[Stored records]
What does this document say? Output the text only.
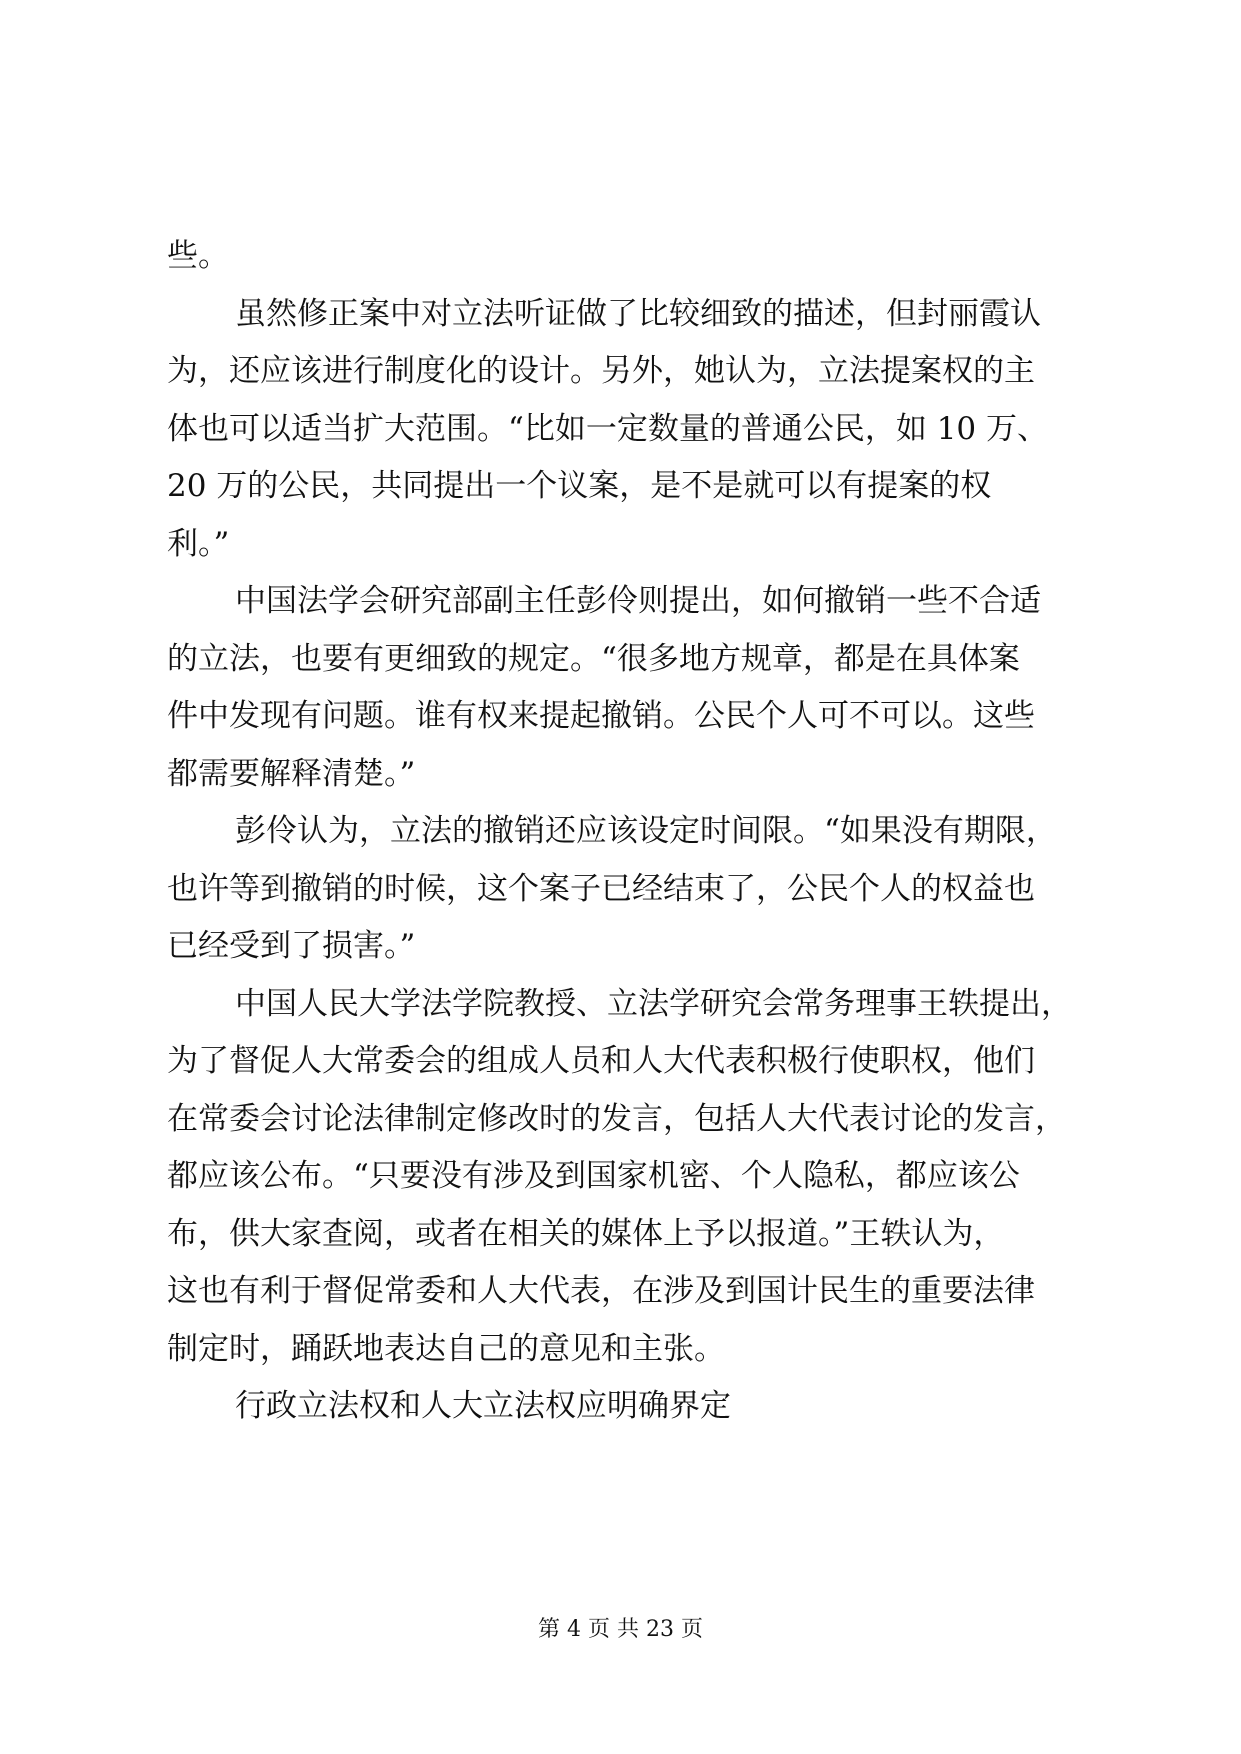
些。
虽然修正案中对立法听证做了比较细致的描述，但封丽霞认
为，还应该进行制度化的设计。另外，她认为，立法提案权的主
体也可以适当扩大范围。“比如一定数量的普通公民，如 10 万、
20 万的公民，共同提出一个议案，是不是就可以有提案的权
利。”
中国法学会研究部副主任彭伶则提出，如何撤销一些不合适
的立法，也要有更细致的规定。“很多地方规章，都是在具体案
件中发现有问题。谁有权来提起撤销。公民个人可不可以。这些
都需要解释清楚。”
彭伶认为，立法的撤销还应该设定时间限。“如果没有期限，
也许等到撤销的时候，这个案子已经结束了，公民个人的权益也
已经受到了损害。”
中国人民大学法学院教授、立法学研究会常务理事王轶提出，
为了督促人大常委会的组成人员和人大代表积极行使职权，他们
在常委会讨论法律制定修改时的发言，包括人大代表讨论的发言，
都应该公布。“只要没有涉及到国家机密、个人隐私，都应该公
布，供大家查阅，或者在相关的媒体上予以报道。”王轶认为，
这也有利于督促常委和人大代表，在涉及到国计民生的重要法律
制定时，踊跃地表达自己的意见和主张。
行政立法权和人大立法权应明确界定
第 4 页 共 23 页
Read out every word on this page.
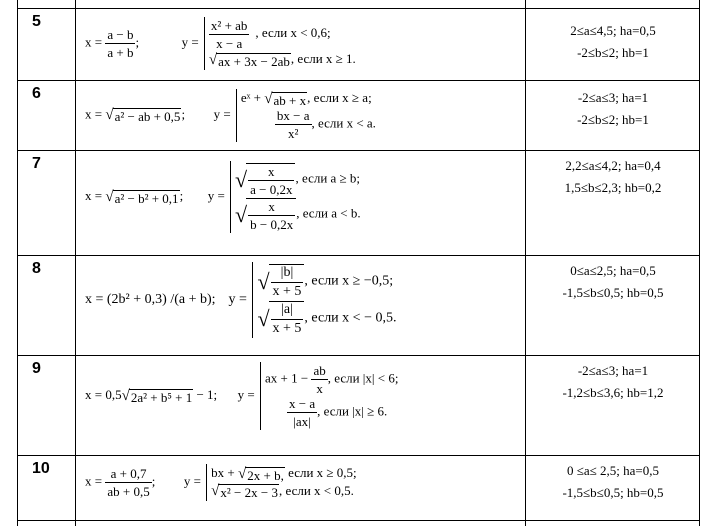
5
$x = \frac{a - b}{a + b}$ ;	$y = \frac{\text{x² + ab}}{x - a}$ , если x < 0,6;
√ax + 3x − 2ab, если x ≥ 1.
2≤a≤4,5; ha=0,5
-2≤b≤2; hb=1
6
x = √a² − ab + 0,5; y =
eˣ + √ab + x, если x ≥ a;
$\frac{bx - a}{\text{x²}}$ , если x < a.
-2≤a≤3; ha=1
-2≤b≤2; hb=1
7
x = √a² − b² + 0,1; y =
√ $\frac{x}{a - 0,2x}$ , если a ≥ b;
√ $\frac{x}{b - 0,2x}$ , если a < b.
2,2≤a≤4,2; ha=0,4
1,5≤b≤2,3; hb=0,2
8
x = (2b² + 0,3) /(a + b); y =
√ $\frac{|b|}{x + 5}$ , если x ≥ −0,5;
√ $\frac{|a|}{x + 5}$ , если x < − 0,5.
0≤a≤2,5; ha=0,5
-1,5≤b≤0,5; hb=0,5
9
x = 0,5√2a² + b⁵ + 1 − 1; y =
ax + $1 - \frac{ab}{x}$ , если |x| < 6;
$\frac{x - a}{|ax|}$ , если |x| ≥ 6.
-2≤a≤3; ha=1
-1,2≤b≤3,6; hb=1,2
10
$x = \frac{a + 0,7}{ab + 0,5}$ ; y =
bx + √2x + b, если x ≥ 0,5;
√x² − 2x − 3, если x < 0,5.
0 ≤a≤ 2,5; ha=0,5
-1,5≤b≤0,5; hb=0,5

## Your task
Copy exactly the lines from the line containing "Read out every word on this page." through the last line of the records above, both included, and leave out any pictures.

## The reply
Read out every word on this page.
5
$x = \frac{a - b}{a + b}$ ;	$y = \frac{\text{x² + ab}}{x - a}$ , если x < 0,6;
√ax + 3x − 2ab, если x ≥ 1.
2≤a≤4,5; ha=0,5
-2≤b≤2; hb=1
6
x = √a² − ab + 0,5; y =
eˣ + √ab + x, если x ≥ a;
$\frac{bx - a}{\text{x²}}$ , если x < a.
-2≤a≤3; ha=1
-2≤b≤2; hb=1
7
x = √a² − b² + 0,1; y =
√ $\frac{x}{a - 0,2x}$ , если a ≥ b;
√ $\frac{x}{b - 0,2x}$ , если a < b.
2,2≤a≤4,2; ha=0,4
1,5≤b≤2,3; hb=0,2
8
x = (2b² + 0,3) /(a + b); y =
√ $\frac{|b|}{x + 5}$ , если x ≥ −0,5;
√ $\frac{|a|}{x + 5}$ , если x < − 0,5.
0≤a≤2,5; ha=0,5
-1,5≤b≤0,5; hb=0,5
9
x = 0,5√2a² + b⁵ + 1 − 1; y =
ax + $1 - \frac{ab}{x}$ , если |x| < 6;
$\frac{x - a}{|ax|}$ , если |x| ≥ 6.
-2≤a≤3; ha=1
-1,2≤b≤3,6; hb=1,2
10
$x = \frac{a + 0,7}{ab + 0,5}$ ; y =
bx + √2x + b, если x ≥ 0,5;
√x² − 2x − 3, если x < 0,5.
0 ≤a≤ 2,5; ha=0,5
-1,5≤b≤0,5; hb=0,5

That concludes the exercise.